• [TASK OBJECTIVE]
Compute the number of lines that include the string "ffffff", then output that number and nothing else.

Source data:
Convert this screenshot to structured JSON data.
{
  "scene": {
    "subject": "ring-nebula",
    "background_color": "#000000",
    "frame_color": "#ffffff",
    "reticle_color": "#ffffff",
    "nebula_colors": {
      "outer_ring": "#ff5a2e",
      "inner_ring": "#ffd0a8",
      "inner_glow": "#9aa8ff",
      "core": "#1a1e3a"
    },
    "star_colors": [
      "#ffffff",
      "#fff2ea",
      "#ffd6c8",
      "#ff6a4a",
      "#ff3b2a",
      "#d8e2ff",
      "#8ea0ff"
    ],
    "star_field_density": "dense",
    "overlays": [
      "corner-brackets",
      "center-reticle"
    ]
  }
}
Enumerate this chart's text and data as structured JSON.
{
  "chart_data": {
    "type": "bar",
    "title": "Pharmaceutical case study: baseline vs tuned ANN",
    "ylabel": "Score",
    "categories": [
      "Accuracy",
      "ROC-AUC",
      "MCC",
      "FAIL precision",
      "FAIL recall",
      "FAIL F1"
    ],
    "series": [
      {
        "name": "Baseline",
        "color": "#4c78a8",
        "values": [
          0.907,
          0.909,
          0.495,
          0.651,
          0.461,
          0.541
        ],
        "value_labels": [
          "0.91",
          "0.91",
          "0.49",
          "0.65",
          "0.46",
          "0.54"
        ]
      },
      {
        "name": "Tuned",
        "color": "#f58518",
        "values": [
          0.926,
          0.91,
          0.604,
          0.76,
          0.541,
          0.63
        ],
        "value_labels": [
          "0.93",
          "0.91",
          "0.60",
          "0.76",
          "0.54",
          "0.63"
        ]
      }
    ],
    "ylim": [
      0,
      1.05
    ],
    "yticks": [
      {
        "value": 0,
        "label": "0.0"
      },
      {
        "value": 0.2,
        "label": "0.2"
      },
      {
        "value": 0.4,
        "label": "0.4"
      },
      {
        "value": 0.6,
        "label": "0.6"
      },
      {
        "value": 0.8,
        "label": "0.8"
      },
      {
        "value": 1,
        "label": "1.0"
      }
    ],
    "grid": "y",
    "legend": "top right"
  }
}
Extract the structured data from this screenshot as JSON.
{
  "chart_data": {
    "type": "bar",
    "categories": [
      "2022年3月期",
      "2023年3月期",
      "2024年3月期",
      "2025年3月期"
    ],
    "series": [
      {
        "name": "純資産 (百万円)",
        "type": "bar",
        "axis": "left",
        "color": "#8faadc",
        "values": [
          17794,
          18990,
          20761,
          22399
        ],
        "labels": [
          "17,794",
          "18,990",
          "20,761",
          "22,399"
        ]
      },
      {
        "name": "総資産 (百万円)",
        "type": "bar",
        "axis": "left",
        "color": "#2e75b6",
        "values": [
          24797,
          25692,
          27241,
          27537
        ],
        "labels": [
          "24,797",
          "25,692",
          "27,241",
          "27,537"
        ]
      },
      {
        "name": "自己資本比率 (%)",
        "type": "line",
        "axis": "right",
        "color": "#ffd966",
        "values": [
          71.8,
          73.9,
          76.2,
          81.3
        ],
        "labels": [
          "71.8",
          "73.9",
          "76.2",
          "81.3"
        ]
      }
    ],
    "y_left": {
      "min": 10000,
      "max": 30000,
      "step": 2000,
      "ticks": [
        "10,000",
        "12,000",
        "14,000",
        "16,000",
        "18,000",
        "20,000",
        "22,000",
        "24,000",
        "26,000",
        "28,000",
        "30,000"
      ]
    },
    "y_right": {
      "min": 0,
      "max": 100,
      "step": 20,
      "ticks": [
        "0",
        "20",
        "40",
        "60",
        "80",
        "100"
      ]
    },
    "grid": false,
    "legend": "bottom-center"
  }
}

• [SOLUTION TO THIS EXERCISE]
3